Your task is to output the entries below word for word.

━━━ Given records

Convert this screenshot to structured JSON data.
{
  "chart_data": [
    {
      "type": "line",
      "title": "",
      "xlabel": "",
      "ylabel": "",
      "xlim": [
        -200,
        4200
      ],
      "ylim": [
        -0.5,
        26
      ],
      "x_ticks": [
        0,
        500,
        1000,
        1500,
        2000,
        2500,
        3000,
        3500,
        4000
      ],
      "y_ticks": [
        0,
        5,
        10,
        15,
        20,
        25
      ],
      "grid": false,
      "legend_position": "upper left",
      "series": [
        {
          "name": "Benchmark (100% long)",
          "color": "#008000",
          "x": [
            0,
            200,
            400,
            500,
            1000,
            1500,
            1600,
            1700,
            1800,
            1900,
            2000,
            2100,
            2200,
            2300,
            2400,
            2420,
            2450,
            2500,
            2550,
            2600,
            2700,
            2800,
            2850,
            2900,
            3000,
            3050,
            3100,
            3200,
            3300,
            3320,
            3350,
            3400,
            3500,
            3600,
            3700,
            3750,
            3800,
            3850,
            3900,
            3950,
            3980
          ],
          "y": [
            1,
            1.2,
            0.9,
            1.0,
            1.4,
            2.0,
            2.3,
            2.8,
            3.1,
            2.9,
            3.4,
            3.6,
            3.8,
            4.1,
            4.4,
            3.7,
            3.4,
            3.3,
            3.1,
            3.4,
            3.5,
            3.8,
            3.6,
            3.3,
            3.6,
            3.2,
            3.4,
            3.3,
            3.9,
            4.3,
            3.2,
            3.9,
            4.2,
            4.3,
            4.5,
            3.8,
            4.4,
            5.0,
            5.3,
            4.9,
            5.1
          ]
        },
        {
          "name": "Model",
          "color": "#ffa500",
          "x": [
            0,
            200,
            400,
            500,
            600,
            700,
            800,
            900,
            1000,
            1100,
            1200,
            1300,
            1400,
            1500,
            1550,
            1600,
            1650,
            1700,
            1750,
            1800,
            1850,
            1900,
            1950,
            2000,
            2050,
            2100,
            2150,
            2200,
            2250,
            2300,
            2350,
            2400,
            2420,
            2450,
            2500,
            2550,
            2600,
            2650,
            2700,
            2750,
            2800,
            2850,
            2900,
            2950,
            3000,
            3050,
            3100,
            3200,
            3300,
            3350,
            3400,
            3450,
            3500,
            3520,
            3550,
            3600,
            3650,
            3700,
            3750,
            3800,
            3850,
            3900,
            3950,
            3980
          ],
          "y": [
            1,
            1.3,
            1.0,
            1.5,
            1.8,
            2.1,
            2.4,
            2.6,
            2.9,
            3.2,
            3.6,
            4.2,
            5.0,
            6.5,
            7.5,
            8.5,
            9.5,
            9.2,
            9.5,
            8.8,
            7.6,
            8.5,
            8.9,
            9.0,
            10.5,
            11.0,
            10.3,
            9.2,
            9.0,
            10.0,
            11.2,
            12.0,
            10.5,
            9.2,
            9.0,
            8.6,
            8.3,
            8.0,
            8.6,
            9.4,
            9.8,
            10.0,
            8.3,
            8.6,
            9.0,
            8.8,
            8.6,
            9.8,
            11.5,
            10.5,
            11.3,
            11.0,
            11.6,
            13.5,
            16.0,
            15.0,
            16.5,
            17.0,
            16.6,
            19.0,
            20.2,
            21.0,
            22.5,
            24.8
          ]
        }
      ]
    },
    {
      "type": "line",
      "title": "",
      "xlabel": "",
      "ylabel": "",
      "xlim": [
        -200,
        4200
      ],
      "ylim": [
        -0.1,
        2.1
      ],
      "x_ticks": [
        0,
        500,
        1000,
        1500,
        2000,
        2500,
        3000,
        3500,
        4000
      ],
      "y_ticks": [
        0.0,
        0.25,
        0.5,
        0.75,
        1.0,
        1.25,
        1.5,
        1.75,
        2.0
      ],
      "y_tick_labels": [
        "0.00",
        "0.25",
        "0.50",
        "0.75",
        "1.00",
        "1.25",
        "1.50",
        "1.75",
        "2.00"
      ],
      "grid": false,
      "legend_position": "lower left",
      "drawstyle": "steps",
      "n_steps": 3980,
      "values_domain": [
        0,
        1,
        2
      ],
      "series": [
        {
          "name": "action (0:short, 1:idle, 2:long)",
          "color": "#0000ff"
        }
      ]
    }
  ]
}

━━━━━━

Finished answer =>
Convert this screenshot to structured JSON data.
{
  "chart_data": [
    {
      "type": "line",
      "title": "",
      "xlabel": "",
      "ylabel": "",
      "xlim": [
        -200,
        4200
      ],
      "ylim": [
        -0.5,
        26
      ],
      "x_ticks": [
        0,
        500,
        1000,
        1500,
        2000,
        2500,
        3000,
        3500,
        4000
      ],
      "y_ticks": [
        0,
        5,
        10,
        15,
        20,
        25
      ],
      "grid": false,
      "legend_position": "upper left",
      "series": [
        {
          "name": "Benchmark (100% long)",
          "color": "#008000",
          "x": [
            0,
            200,
            400,
            500,
            1000,
            1500,
            1600,
            1700,
            1800,
            1900,
            2000,
            2100,
            2200,
            2300,
            2400,
            2420,
            2450,
            2500,
            2550,
            2600,
            2700,
            2800,
            2850,
            2900,
            3000,
            3050,
            3100,
            3200,
            3300,
            3320,
            3350,
            3400,
            3500,
            3600,
            3700,
            3750,
            3800,
            3850,
            3900,
            3950,
            3980
          ],
          "y": [
            1,
            1.2,
            0.9,
            1.0,
            1.4,
            2.0,
            2.3,
            2.8,
            3.1,
            2.9,
            3.4,
            3.6,
            3.8,
            4.1,
            4.4,
            3.7,
            3.4,
            3.3,
            3.1,
            3.4,
            3.5,
            3.8,
            3.6,
            3.3,
            3.6,
            3.2,
            3.4,
            3.3,
            3.9,
            4.3,
            3.2,
            3.9,
            4.2,
            4.3,
            4.5,
            3.8,
            4.4,
            5.0,
            5.3,
            4.9,
            5.1
          ]
        },
        {
          "name": "Model",
          "color": "#ffa500",
          "x": [
            0,
            200,
            400,
            500,
            600,
            700,
            800,
            900,
            1000,
            1100,
            1200,
            1300,
            1400,
            1500,
            1550,
            1600,
            1650,
            1700,
            1750,
            1800,
            1850,
            1900,
            1950,
            2000,
            2050,
            2100,
            2150,
            2200,
            2250,
            2300,
            2350,
            2400,
            2420,
            2450,
            2500,
            2550,
            2600,
            2650,
            2700,
            2750,
            2800,
            2850,
            2900,
            2950,
            3000,
            3050,
            3100,
            3200,
            3300,
            3350,
            3400,
            3450,
            3500,
            3520,
            3550,
            3600,
            3650,
            3700,
            3750,
            3800,
            3850,
            3900,
            3950,
            3980
          ],
          "y": [
            1,
            1.3,
            1.0,
            1.5,
            1.8,
            2.1,
            2.4,
            2.6,
            2.9,
            3.2,
            3.6,
            4.2,
            5.0,
            6.5,
            7.5,
            8.5,
            9.5,
            9.2,
            9.5,
            8.8,
            7.6,
            8.5,
            8.9,
            9.0,
            10.5,
            11.0,
            10.3,
            9.2,
            9.0,
            10.0,
            11.2,
            12.0,
            10.5,
            9.2,
            9.0,
            8.6,
            8.3,
            8.0,
            8.6,
            9.4,
            9.8,
            10.0,
            8.3,
            8.6,
            9.0,
            8.8,
            8.6,
            9.8,
            11.5,
            10.5,
            11.3,
            11.0,
            11.6,
            13.5,
            16.0,
            15.0,
            16.5,
            17.0,
            16.6,
            19.0,
            20.2,
            21.0,
            22.5,
            24.8
          ]
        }
      ]
    },
    {
      "type": "line",
      "title": "",
      "xlabel": "",
      "ylabel": "",
      "xlim": [
        -200,
        4200
      ],
      "ylim": [
        -0.1,
        2.1
      ],
      "x_ticks": [
        0,
        500,
        1000,
        1500,
        2000,
        2500,
        3000,
        3500,
        4000
      ],
      "y_ticks": [
        0.0,
        0.25,
        0.5,
        0.75,
        1.0,
        1.25,
        1.5,
        1.75,
        2.0
      ],
      "y_tick_labels": [
        "0.00",
        "0.25",
        "0.50",
        "0.75",
        "1.00",
        "1.25",
        "1.50",
        "1.75",
        "2.00"
      ],
      "grid": false,
      "legend_position": "lower left",
      "drawstyle": "steps",
      "n_steps": 3980,
      "values_domain": [
        0,
        1,
        2
      ],
      "series": [
        {
          "name": "action (0:short, 1:idle, 2:long)",
          "color": "#0000ff"
        }
      ]
    }
  ]
}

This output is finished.